__Task directions__: Go over the entries below line by line, copying each one that contains the word "name".

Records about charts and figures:
____
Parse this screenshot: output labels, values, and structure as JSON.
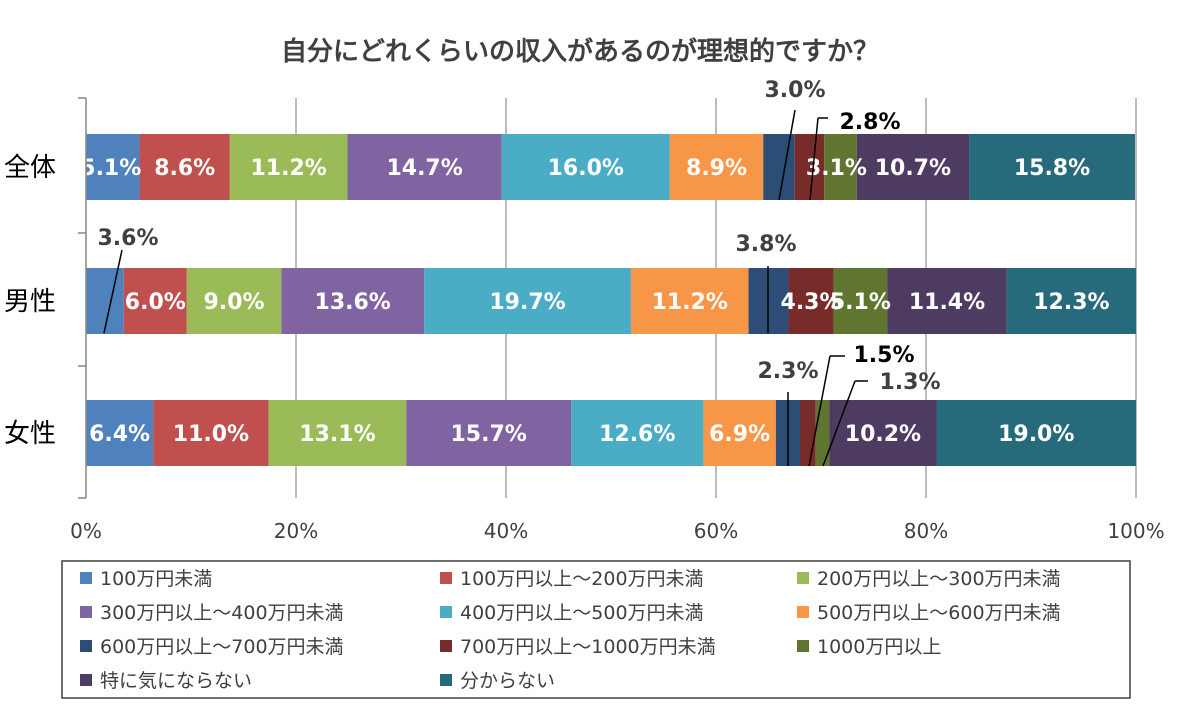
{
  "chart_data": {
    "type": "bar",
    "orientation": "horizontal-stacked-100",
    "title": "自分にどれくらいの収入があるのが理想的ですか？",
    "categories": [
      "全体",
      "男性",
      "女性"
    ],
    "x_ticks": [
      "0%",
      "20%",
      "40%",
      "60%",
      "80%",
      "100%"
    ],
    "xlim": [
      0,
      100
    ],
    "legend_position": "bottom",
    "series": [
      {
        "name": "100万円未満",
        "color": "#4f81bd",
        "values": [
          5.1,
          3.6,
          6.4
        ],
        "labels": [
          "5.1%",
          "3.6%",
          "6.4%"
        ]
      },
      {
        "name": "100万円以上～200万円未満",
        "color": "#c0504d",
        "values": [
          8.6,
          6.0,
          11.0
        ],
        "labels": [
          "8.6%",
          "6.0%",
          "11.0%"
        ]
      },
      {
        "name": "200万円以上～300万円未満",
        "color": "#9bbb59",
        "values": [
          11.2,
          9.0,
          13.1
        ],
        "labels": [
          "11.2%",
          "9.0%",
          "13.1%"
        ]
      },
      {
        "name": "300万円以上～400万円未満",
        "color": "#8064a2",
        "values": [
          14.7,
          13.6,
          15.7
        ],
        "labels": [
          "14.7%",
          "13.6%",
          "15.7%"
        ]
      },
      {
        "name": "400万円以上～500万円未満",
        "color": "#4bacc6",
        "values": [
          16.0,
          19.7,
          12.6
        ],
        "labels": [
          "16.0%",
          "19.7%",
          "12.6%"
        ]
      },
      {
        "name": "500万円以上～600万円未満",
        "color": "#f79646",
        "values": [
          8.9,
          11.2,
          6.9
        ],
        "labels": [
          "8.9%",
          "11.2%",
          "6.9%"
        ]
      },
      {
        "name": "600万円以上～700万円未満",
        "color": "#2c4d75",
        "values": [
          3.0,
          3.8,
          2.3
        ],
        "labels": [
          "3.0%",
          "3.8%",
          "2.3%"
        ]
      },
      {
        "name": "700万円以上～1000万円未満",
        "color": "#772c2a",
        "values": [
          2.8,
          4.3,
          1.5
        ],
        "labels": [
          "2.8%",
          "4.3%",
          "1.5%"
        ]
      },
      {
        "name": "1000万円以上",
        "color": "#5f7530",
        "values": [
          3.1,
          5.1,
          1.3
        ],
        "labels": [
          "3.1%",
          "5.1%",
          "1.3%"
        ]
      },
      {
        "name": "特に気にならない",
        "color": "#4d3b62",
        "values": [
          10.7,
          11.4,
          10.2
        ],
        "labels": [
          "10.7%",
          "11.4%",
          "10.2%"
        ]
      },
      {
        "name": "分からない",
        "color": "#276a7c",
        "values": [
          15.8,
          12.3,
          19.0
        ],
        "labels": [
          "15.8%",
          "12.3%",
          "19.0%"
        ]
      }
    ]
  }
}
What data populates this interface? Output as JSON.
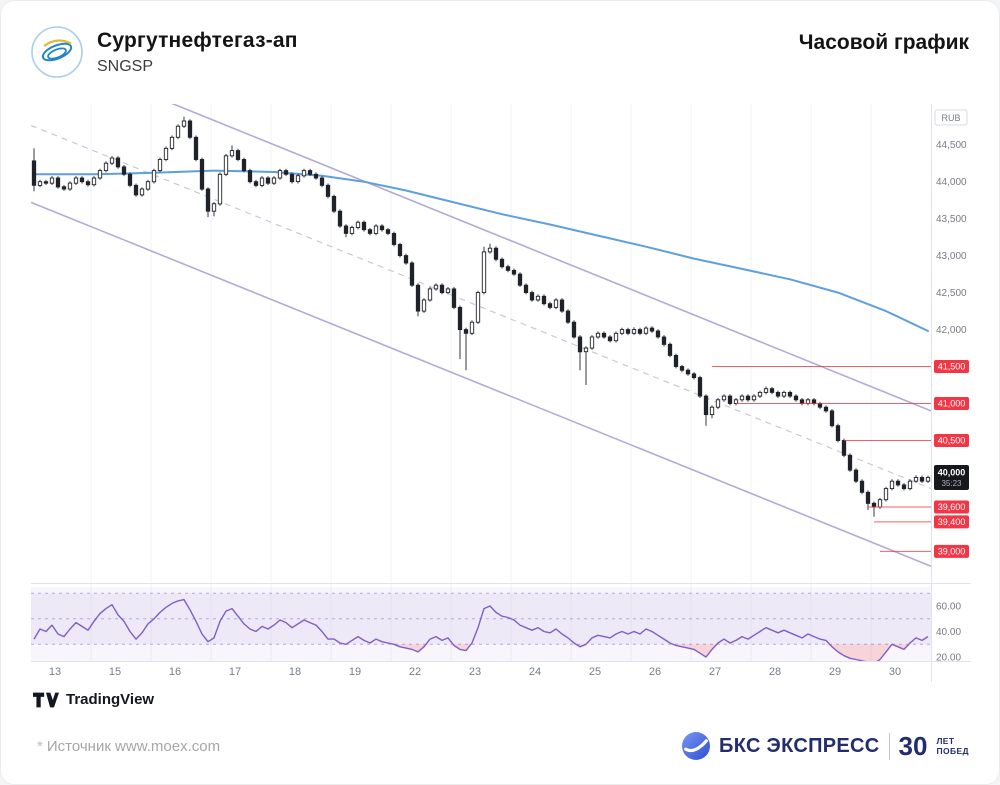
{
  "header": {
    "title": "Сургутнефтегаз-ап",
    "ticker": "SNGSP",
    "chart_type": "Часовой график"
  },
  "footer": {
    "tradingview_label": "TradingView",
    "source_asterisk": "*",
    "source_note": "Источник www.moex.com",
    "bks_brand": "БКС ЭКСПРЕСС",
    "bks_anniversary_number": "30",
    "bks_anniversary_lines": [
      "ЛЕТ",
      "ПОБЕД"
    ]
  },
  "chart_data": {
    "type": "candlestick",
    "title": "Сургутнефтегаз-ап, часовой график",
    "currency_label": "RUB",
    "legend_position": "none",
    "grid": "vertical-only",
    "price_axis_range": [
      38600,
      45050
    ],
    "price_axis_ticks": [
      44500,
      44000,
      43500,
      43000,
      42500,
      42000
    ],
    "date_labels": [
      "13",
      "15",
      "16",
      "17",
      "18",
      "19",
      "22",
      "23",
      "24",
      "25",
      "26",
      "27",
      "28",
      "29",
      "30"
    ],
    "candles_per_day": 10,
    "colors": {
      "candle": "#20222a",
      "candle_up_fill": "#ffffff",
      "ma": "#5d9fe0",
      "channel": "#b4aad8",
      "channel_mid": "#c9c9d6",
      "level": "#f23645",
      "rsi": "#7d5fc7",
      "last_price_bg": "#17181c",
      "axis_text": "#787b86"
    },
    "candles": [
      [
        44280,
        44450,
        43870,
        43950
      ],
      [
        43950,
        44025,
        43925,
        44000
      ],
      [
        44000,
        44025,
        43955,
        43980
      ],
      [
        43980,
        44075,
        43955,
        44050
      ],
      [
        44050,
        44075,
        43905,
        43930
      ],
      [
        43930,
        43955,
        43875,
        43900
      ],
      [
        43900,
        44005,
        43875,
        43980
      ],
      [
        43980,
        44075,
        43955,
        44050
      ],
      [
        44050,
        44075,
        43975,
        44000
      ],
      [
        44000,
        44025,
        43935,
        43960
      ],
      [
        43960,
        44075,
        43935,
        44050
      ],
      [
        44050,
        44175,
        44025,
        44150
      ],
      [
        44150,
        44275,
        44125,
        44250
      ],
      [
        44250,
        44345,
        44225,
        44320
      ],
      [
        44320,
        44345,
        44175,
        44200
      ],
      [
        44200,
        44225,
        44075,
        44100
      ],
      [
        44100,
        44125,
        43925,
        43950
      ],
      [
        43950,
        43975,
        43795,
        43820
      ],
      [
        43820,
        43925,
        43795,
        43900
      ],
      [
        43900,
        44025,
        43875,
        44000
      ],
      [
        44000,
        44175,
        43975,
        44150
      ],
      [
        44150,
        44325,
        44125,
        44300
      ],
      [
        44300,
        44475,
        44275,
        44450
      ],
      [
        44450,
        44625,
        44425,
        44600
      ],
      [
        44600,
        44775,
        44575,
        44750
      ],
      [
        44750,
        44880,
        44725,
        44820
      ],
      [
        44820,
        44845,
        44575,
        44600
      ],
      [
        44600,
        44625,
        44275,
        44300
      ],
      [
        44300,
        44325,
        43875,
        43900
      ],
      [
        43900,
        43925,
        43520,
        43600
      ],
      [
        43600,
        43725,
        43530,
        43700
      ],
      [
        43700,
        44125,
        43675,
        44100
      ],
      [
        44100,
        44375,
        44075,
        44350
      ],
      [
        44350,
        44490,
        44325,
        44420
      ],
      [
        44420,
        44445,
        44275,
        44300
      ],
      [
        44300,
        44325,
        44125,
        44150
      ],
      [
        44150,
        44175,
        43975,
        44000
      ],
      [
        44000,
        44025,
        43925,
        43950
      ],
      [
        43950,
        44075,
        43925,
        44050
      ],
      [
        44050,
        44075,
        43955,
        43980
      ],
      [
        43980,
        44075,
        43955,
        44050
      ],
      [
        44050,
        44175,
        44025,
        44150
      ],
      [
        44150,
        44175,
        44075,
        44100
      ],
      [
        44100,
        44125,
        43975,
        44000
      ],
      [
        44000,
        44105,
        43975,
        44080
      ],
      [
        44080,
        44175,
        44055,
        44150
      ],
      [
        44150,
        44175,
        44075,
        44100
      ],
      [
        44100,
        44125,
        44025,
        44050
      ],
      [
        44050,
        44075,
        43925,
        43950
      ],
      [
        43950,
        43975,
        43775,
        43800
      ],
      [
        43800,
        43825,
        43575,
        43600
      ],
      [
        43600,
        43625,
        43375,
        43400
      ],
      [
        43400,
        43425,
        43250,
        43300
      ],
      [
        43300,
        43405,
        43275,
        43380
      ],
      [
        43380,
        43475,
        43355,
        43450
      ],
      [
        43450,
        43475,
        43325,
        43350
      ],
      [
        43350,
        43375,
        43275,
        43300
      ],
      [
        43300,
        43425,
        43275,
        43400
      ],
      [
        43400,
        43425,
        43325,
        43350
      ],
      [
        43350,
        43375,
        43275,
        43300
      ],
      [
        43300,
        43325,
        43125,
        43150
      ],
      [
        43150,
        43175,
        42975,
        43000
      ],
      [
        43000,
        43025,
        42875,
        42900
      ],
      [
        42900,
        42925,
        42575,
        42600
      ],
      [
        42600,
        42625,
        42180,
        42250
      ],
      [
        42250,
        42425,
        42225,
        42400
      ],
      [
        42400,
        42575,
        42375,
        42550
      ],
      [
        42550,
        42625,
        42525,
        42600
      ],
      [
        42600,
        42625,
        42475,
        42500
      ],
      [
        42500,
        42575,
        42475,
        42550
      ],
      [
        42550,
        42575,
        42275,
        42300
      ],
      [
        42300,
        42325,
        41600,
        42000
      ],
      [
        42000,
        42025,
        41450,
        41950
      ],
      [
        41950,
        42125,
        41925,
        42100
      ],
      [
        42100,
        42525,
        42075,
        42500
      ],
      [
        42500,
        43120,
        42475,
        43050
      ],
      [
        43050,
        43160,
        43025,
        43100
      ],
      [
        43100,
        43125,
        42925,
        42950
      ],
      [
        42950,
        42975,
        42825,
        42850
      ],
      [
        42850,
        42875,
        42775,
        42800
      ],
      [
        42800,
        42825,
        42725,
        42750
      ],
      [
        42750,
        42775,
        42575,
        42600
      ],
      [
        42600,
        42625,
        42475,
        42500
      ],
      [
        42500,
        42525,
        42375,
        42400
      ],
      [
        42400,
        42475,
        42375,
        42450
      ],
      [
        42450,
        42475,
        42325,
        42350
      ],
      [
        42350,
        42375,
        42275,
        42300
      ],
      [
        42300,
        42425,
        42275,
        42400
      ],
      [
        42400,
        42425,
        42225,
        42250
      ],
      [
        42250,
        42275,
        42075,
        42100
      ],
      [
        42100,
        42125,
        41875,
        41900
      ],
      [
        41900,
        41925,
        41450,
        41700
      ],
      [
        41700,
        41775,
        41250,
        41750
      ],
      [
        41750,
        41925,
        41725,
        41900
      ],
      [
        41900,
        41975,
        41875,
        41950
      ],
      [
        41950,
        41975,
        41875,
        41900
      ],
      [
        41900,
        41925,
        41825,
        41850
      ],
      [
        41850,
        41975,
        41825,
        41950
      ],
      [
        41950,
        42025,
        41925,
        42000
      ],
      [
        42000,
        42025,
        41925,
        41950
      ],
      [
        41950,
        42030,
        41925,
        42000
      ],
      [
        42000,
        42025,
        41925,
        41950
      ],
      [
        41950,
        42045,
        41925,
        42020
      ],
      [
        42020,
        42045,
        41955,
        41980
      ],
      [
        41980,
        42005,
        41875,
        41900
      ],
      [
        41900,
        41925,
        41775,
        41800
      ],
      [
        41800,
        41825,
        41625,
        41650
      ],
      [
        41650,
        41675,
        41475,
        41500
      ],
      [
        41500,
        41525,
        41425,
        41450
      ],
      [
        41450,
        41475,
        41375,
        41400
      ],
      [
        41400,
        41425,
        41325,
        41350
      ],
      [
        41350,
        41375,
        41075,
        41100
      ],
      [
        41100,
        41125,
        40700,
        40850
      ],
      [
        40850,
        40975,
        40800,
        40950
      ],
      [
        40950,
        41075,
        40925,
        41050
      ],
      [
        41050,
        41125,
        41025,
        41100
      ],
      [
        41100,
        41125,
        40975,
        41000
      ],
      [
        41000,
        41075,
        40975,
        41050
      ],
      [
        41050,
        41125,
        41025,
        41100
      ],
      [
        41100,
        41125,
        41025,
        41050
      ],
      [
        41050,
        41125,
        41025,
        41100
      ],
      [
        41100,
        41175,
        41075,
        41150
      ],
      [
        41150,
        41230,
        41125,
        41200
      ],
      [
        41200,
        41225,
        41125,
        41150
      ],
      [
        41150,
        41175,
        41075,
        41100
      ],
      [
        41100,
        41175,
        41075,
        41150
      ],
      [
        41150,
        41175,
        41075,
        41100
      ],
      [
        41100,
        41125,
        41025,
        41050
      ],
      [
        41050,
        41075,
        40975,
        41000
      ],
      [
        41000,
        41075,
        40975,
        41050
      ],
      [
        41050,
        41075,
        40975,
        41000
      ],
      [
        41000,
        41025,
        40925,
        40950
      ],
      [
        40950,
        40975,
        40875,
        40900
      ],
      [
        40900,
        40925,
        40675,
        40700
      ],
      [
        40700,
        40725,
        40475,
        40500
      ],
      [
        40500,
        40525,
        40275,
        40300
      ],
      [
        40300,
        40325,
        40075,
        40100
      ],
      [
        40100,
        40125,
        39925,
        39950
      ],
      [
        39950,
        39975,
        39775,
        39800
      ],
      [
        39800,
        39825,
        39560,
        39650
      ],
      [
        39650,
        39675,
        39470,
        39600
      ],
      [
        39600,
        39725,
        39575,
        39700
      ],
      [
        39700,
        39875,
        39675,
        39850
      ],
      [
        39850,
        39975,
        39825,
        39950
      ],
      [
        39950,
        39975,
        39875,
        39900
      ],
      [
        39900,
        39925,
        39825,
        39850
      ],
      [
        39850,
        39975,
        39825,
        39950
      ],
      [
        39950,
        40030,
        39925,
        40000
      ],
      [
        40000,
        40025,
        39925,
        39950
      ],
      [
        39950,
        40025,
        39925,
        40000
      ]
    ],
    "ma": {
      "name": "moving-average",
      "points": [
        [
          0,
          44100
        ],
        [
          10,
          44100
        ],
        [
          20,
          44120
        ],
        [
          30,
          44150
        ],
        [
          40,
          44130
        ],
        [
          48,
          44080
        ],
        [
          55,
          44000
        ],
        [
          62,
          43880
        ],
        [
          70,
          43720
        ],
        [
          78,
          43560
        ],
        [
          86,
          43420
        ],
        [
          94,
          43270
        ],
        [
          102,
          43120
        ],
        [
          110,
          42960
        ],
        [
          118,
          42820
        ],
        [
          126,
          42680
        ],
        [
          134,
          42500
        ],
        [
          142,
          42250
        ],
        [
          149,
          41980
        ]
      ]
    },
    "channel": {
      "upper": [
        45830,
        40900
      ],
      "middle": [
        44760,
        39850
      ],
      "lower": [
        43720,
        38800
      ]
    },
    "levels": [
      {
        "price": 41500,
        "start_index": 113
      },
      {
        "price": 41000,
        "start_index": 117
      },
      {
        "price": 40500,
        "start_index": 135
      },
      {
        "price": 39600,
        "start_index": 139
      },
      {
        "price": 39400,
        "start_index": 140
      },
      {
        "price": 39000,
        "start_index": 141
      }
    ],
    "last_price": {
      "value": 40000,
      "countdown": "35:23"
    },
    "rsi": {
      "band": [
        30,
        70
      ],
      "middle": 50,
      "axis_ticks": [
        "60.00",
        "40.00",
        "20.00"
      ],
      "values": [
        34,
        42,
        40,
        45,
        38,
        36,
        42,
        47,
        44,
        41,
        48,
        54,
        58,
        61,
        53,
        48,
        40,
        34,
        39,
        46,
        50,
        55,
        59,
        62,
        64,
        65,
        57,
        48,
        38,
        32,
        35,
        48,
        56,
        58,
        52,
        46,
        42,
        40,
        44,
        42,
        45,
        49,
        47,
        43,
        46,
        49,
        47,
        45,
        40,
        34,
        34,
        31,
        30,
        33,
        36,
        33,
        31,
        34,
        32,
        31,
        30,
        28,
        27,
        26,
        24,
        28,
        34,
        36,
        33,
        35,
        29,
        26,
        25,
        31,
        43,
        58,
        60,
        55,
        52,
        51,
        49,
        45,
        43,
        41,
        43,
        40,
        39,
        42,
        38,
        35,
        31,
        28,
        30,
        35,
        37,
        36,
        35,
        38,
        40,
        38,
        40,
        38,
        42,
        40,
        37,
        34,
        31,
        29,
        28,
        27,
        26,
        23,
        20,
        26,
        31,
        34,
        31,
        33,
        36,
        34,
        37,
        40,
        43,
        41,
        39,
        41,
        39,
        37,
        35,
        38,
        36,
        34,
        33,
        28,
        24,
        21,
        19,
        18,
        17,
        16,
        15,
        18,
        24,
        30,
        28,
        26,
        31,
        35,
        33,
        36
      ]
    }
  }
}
____
__Answer in full__:
        "name": "100万円未満",
        "name": "100万円以上～200万円未満",
        "name": "200万円以上～300万円未満",
        "name": "300万円以上～400万円未満",
        "name": "400万円以上～500万円未満",
        "name": "500万円以上～600万円未満",
        "name": "600万円以上～700万円未満",
        "name": "700万円以上～1000万円未満",
        "name": "1000万円以上",
        "name": "特に気にならない",
        "name": "分からない",
      "name": "moving-average",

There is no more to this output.